Start

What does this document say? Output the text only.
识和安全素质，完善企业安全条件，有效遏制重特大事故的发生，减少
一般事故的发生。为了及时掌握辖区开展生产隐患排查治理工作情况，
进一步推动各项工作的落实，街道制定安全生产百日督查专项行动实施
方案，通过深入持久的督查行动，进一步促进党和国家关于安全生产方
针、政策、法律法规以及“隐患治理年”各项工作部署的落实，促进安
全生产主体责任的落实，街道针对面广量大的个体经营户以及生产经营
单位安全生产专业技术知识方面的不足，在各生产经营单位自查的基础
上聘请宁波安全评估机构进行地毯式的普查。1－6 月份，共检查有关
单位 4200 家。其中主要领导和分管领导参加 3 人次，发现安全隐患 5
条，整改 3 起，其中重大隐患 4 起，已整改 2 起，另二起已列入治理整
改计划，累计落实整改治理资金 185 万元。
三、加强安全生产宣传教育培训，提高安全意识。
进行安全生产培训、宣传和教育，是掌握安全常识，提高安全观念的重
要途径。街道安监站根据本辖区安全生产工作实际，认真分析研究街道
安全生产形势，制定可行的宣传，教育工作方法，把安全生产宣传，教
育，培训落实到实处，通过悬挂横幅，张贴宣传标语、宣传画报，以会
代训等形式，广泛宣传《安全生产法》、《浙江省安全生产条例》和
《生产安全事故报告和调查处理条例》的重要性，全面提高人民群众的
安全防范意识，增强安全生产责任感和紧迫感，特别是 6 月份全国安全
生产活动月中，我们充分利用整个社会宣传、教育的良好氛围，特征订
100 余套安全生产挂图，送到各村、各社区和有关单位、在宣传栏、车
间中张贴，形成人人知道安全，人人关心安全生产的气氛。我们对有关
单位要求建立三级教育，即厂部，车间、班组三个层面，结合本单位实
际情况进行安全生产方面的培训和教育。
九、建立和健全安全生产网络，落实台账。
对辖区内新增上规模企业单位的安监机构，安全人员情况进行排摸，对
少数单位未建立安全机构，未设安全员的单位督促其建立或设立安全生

End

— WRITTEN INSTRUCTION —
Output the records above in their entirety, exactly.

— OUTPUT OF THE EXERCISE —
What does this document say? Output the text only.
识和安全素质，完善企业安全条件，有效遏制重特大事故的发生，减少
一般事故的发生。为了及时掌握辖区开展生产隐患排查治理工作情况，
进一步推动各项工作的落实，街道制定安全生产百日督查专项行动实施
方案，通过深入持久的督查行动，进一步促进党和国家关于安全生产方
针、政策、法律法规以及“隐患治理年”各项工作部署的落实，促进安
全生产主体责任的落实，街道针对面广量大的个体经营户以及生产经营
单位安全生产专业技术知识方面的不足，在各生产经营单位自查的基础
上聘请宁波安全评估机构进行地毯式的普查。1－6 月份，共检查有关
单位 4200 家。其中主要领导和分管领导参加 3 人次，发现安全隐患 5
条，整改 3 起，其中重大隐患 4 起，已整改 2 起，另二起已列入治理整
改计划，累计落实整改治理资金 185 万元。
三、加强安全生产宣传教育培训，提高安全意识。
进行安全生产培训、宣传和教育，是掌握安全常识，提高安全观念的重
要途径。街道安监站根据本辖区安全生产工作实际，认真分析研究街道
安全生产形势，制定可行的宣传，教育工作方法，把安全生产宣传，教
育，培训落实到实处，通过悬挂横幅，张贴宣传标语、宣传画报，以会
代训等形式，广泛宣传《安全生产法》、《浙江省安全生产条例》和
《生产安全事故报告和调查处理条例》的重要性，全面提高人民群众的
安全防范意识，增强安全生产责任感和紧迫感，特别是 6 月份全国安全
生产活动月中，我们充分利用整个社会宣传、教育的良好氛围，特征订
100 余套安全生产挂图，送到各村、各社区和有关单位、在宣传栏、车
间中张贴，形成人人知道安全，人人关心安全生产的气氛。我们对有关
单位要求建立三级教育，即厂部，车间、班组三个层面，结合本单位实
际情况进行安全生产方面的培训和教育。
九、建立和健全安全生产网络，落实台账。
对辖区内新增上规模企业单位的安监机构，安全人员情况进行排摸，对
少数单位未建立安全机构，未设安全员的单位督促其建立或设立安全生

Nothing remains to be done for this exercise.